SHORT PROBLEM: Read through the records below and copy each line that uses the word "stripes".

AVAILABLE DATA:

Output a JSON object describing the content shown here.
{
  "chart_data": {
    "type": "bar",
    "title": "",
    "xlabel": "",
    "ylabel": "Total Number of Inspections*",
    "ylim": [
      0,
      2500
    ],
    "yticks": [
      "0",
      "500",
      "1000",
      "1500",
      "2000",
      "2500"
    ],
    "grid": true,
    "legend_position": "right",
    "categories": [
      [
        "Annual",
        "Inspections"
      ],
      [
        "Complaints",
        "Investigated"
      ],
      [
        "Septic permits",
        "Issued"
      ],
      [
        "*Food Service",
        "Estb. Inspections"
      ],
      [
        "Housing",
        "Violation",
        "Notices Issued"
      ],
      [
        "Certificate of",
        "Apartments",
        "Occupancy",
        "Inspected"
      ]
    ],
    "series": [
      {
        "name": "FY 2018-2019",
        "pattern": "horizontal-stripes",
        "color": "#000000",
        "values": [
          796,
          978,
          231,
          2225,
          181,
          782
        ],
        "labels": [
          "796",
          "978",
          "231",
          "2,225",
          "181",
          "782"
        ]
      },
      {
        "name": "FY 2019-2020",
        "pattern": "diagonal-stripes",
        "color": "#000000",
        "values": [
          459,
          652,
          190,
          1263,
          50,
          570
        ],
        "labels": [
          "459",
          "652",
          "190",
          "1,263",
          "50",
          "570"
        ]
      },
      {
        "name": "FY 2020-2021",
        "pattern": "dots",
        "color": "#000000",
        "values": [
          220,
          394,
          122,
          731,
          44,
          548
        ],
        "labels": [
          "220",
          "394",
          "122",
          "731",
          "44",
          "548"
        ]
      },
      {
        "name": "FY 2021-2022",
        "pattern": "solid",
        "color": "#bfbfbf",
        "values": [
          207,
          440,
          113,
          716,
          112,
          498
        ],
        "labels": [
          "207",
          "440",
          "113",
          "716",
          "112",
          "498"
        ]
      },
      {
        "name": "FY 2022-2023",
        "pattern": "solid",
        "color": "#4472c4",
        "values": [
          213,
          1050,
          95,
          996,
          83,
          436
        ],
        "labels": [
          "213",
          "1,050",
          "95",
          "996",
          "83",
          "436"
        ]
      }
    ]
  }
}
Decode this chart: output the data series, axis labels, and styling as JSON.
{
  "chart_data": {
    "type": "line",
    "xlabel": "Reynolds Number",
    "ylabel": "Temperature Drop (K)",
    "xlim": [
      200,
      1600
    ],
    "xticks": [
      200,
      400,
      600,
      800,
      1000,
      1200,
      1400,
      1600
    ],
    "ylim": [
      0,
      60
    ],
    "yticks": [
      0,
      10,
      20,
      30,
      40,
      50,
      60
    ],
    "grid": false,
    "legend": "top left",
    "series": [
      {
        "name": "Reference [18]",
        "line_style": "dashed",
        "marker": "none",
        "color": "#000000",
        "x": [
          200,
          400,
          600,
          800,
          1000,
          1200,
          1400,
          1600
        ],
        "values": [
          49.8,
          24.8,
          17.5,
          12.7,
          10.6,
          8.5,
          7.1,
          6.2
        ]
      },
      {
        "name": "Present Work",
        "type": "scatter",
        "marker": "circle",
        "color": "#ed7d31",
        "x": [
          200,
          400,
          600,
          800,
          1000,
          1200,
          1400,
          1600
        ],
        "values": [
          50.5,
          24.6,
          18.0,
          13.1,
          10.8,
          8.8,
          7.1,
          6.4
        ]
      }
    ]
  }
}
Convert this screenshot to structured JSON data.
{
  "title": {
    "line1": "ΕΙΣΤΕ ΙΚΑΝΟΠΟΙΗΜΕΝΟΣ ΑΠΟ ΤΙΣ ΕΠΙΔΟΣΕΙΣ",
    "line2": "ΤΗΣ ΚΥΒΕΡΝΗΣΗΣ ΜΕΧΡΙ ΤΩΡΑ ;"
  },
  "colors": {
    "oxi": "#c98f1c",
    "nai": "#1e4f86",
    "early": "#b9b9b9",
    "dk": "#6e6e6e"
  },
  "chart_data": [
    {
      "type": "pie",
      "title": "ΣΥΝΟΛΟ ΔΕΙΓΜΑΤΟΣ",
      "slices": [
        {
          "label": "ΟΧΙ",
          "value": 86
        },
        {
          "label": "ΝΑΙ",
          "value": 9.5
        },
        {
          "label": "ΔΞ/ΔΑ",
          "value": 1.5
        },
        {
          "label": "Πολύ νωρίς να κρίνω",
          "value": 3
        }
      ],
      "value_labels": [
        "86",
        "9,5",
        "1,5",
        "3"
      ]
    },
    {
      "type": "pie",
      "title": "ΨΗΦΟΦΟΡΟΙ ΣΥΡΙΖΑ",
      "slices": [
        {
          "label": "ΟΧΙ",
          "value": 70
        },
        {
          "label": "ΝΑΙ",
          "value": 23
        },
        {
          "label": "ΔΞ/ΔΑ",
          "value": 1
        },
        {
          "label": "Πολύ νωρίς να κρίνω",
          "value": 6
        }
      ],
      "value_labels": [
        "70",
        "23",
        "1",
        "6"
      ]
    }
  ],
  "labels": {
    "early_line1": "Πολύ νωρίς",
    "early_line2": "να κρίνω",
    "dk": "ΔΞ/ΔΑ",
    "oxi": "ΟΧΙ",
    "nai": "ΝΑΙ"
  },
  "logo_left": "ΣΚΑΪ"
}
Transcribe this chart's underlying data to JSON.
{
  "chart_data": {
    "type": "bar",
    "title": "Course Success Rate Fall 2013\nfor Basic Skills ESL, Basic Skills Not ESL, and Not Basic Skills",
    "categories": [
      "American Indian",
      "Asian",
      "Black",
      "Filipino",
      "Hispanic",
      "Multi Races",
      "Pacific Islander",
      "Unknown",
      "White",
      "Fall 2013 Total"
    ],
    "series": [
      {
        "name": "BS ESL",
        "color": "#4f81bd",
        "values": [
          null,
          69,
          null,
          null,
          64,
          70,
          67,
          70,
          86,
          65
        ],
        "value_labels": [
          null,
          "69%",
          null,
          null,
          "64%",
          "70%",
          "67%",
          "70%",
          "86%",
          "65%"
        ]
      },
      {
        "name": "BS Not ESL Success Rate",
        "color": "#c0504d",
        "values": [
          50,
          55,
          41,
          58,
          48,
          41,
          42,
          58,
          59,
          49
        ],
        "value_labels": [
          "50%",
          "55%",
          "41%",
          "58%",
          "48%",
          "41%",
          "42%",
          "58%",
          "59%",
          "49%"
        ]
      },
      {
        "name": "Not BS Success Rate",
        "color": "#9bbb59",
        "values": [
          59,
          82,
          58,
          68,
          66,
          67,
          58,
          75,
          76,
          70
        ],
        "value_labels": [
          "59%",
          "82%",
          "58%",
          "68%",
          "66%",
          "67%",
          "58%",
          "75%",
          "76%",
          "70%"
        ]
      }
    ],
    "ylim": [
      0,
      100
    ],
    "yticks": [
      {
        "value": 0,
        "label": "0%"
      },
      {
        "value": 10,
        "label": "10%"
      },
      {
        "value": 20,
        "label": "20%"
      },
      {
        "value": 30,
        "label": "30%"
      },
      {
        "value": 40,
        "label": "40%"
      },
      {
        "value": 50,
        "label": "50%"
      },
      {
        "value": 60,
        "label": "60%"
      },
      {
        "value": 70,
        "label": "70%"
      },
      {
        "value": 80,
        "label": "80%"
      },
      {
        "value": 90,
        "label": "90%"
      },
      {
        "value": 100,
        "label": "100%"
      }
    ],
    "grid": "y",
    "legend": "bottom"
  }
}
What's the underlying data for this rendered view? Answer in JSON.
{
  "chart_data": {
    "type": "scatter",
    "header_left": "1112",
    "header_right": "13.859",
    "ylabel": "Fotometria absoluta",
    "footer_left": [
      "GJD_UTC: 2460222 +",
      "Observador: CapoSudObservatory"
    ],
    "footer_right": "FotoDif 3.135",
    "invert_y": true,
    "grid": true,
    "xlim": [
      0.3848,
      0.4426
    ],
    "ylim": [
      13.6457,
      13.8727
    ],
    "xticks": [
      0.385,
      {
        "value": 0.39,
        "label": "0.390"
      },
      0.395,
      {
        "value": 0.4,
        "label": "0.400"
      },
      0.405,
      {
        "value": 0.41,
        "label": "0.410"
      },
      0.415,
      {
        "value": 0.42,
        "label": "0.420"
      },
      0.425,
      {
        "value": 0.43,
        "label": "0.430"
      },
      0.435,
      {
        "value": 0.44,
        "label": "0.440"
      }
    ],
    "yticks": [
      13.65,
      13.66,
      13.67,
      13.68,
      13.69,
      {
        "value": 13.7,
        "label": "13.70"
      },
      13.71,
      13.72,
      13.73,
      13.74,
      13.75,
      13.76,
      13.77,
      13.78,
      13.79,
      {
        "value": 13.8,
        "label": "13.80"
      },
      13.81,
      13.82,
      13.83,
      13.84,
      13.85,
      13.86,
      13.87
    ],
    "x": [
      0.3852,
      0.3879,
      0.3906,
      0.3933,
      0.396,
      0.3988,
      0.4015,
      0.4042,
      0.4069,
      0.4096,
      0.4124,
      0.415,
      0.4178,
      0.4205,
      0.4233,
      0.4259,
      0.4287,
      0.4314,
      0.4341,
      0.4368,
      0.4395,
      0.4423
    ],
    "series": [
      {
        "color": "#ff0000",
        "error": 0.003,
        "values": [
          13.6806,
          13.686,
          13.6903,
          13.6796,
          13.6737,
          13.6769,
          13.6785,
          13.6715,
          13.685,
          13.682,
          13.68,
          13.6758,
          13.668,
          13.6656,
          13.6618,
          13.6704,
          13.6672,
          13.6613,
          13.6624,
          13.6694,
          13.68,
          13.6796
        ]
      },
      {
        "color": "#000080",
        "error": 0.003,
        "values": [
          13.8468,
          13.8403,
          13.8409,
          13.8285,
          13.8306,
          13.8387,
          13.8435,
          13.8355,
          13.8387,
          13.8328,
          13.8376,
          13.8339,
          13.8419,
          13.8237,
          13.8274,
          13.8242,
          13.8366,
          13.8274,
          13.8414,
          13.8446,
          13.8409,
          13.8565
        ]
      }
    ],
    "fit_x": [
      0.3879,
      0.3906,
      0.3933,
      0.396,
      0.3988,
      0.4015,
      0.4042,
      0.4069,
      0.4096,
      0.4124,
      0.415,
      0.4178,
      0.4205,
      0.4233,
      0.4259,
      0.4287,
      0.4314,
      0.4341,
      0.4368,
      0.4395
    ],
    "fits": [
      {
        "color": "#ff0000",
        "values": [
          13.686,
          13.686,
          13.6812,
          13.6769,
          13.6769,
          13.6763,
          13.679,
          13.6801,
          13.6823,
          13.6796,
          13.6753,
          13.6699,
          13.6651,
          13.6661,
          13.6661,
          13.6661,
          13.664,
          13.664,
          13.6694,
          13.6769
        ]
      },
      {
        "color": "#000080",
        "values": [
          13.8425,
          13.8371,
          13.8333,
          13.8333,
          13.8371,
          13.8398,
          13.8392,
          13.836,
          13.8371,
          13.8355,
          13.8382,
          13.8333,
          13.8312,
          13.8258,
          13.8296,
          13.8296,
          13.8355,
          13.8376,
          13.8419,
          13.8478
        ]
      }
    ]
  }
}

RESPONSE:
        "pattern": "horizontal-stripes",
        "pattern": "diagonal-stripes",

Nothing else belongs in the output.